* Begin PROVIDED DATA *
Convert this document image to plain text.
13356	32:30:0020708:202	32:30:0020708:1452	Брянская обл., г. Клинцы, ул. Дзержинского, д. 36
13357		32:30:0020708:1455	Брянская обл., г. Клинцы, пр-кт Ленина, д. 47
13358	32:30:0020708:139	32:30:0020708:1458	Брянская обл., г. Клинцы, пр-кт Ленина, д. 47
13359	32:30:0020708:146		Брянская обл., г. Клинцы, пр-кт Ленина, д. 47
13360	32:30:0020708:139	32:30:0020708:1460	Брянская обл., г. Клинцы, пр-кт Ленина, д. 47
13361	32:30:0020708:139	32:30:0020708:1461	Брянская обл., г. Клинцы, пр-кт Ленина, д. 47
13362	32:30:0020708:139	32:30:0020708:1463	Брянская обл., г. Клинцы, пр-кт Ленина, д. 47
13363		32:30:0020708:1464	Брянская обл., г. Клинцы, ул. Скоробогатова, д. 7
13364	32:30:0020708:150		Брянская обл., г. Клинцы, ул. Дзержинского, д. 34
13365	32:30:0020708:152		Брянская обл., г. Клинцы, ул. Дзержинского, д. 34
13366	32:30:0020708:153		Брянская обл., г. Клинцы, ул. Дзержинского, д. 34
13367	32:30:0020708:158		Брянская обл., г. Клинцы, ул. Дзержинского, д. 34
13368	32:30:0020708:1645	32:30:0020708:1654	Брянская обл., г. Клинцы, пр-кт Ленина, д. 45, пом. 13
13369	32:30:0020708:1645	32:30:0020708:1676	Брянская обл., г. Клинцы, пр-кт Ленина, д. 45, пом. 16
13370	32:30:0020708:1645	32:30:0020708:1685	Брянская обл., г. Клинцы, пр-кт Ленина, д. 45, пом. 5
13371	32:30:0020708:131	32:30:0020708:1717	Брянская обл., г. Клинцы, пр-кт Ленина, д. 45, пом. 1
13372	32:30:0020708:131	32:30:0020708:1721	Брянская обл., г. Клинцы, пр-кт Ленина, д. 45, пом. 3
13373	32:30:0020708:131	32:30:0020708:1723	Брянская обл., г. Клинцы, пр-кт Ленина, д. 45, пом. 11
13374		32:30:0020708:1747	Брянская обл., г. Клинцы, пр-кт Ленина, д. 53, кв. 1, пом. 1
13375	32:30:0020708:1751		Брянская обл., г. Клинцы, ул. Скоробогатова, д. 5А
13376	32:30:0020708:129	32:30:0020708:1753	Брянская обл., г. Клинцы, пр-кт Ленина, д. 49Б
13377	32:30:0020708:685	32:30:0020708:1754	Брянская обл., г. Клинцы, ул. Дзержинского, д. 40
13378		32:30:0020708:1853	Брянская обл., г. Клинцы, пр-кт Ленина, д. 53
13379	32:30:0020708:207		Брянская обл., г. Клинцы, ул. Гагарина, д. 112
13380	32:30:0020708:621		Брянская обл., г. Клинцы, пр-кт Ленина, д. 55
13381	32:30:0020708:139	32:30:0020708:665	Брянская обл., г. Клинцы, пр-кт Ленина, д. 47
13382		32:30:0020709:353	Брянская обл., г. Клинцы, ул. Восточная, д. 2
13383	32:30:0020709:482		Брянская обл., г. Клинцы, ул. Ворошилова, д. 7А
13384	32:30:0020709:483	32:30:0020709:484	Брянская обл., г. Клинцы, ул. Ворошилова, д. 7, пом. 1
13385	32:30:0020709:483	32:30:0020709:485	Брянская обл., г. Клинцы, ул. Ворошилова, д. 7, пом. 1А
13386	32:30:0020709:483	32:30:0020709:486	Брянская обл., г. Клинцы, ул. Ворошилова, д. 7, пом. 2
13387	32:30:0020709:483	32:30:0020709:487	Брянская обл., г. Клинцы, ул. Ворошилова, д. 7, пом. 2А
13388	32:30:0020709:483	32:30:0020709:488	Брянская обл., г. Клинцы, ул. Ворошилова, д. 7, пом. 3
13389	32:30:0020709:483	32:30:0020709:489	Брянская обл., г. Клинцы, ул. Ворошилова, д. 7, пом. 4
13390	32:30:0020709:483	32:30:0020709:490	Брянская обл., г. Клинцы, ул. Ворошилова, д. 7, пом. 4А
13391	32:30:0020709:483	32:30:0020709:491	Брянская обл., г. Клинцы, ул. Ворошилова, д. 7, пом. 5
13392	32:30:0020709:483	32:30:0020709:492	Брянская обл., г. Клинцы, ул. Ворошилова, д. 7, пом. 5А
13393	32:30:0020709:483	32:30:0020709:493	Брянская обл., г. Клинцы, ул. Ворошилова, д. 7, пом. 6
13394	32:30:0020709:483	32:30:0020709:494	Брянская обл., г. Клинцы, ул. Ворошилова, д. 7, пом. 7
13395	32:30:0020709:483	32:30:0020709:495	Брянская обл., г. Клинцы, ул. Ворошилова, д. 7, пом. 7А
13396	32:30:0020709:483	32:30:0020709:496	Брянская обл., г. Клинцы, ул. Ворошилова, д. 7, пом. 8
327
* End PROVIDED DATA *
# AIM OF THE EXERCISE
Retype the whole listing, matching it exactly.

# OUTPUT OF THE TASK
Convert this document image to plain text.
13356	32:30:0020708:202	32:30:0020708:1452	Брянская обл., г. Клинцы, ул. Дзержинского, д. 36
13357		32:30:0020708:1455	Брянская обл., г. Клинцы, пр-кт Ленина, д. 47
13358	32:30:0020708:139	32:30:0020708:1458	Брянская обл., г. Клинцы, пр-кт Ленина, д. 47
13359	32:30:0020708:146		Брянская обл., г. Клинцы, пр-кт Ленина, д. 47
13360	32:30:0020708:139	32:30:0020708:1460	Брянская обл., г. Клинцы, пр-кт Ленина, д. 47
13361	32:30:0020708:139	32:30:0020708:1461	Брянская обл., г. Клинцы, пр-кт Ленина, д. 47
13362	32:30:0020708:139	32:30:0020708:1463	Брянская обл., г. Клинцы, пр-кт Ленина, д. 47
13363		32:30:0020708:1464	Брянская обл., г. Клинцы, ул. Скоробогатова, д. 7
13364	32:30:0020708:150		Брянская обл., г. Клинцы, ул. Дзержинского, д. 34
13365	32:30:0020708:152		Брянская обл., г. Клинцы, ул. Дзержинского, д. 34
13366	32:30:0020708:153		Брянская обл., г. Клинцы, ул. Дзержинского, д. 34
13367	32:30:0020708:158		Брянская обл., г. Клинцы, ул. Дзержинского, д. 34
13368	32:30:0020708:1645	32:30:0020708:1654	Брянская обл., г. Клинцы, пр-кт Ленина, д. 45, пом. 13
13369	32:30:0020708:1645	32:30:0020708:1676	Брянская обл., г. Клинцы, пр-кт Ленина, д. 45, пом. 16
13370	32:30:0020708:1645	32:30:0020708:1685	Брянская обл., г. Клинцы, пр-кт Ленина, д. 45, пом. 5
13371	32:30:0020708:131	32:30:0020708:1717	Брянская обл., г. Клинцы, пр-кт Ленина, д. 45, пом. 1
13372	32:30:0020708:131	32:30:0020708:1721	Брянская обл., г. Клинцы, пр-кт Ленина, д. 45, пом. 3
13373	32:30:0020708:131	32:30:0020708:1723	Брянская обл., г. Клинцы, пр-кт Ленина, д. 45, пом. 11
13374		32:30:0020708:1747	Брянская обл., г. Клинцы, пр-кт Ленина, д. 53, кв. 1, пом. 1
13375	32:30:0020708:1751		Брянская обл., г. Клинцы, ул. Скоробогатова, д. 5А
13376	32:30:0020708:129	32:30:0020708:1753	Брянская обл., г. Клинцы, пр-кт Ленина, д. 49Б
13377	32:30:0020708:685	32:30:0020708:1754	Брянская обл., г. Клинцы, ул. Дзержинского, д. 40
13378		32:30:0020708:1853	Брянская обл., г. Клинцы, пр-кт Ленина, д. 53
13379	32:30:0020708:207		Брянская обл., г. Клинцы, ул. Гагарина, д. 112
13380	32:30:0020708:621		Брянская обл., г. Клинцы, пр-кт Ленина, д. 55
13381	32:30:0020708:139	32:30:0020708:665	Брянская обл., г. Клинцы, пр-кт Ленина, д. 47
13382		32:30:0020709:353	Брянская обл., г. Клинцы, ул. Восточная, д. 2
13383	32:30:0020709:482		Брянская обл., г. Клинцы, ул. Ворошилова, д. 7А
13384	32:30:0020709:483	32:30:0020709:484	Брянская обл., г. Клинцы, ул. Ворошилова, д. 7, пом. 1
13385	32:30:0020709:483	32:30:0020709:485	Брянская обл., г. Клинцы, ул. Ворошилова, д. 7, пом. 1А
13386	32:30:0020709:483	32:30:0020709:486	Брянская обл., г. Клинцы, ул. Ворошилова, д. 7, пом. 2
13387	32:30:0020709:483	32:30:0020709:487	Брянская обл., г. Клинцы, ул. Ворошилова, д. 7, пом. 2А
13388	32:30:0020709:483	32:30:0020709:488	Брянская обл., г. Клинцы, ул. Ворошилова, д. 7, пом. 3
13389	32:30:0020709:483	32:30:0020709:489	Брянская обл., г. Клинцы, ул. Ворошилова, д. 7, пом. 4
13390	32:30:0020709:483	32:30:0020709:490	Брянская обл., г. Клинцы, ул. Ворошилова, д. 7, пом. 4А
13391	32:30:0020709:483	32:30:0020709:491	Брянская обл., г. Клинцы, ул. Ворошилова, д. 7, пом. 5
13392	32:30:0020709:483	32:30:0020709:492	Брянская обл., г. Клинцы, ул. Ворошилова, д. 7, пом. 5А
13393	32:30:0020709:483	32:30:0020709:493	Брянская обл., г. Клинцы, ул. Ворошилова, д. 7, пом. 6
13394	32:30:0020709:483	32:30:0020709:494	Брянская обл., г. Клинцы, ул. Ворошилова, д. 7, пом. 7
13395	32:30:0020709:483	32:30:0020709:495	Брянская обл., г. Клинцы, ул. Ворошилова, д. 7, пом. 7А
13396	32:30:0020709:483	32:30:0020709:496	Брянская обл., г. Клинцы, ул. Ворошилова, д. 7, пом. 8
327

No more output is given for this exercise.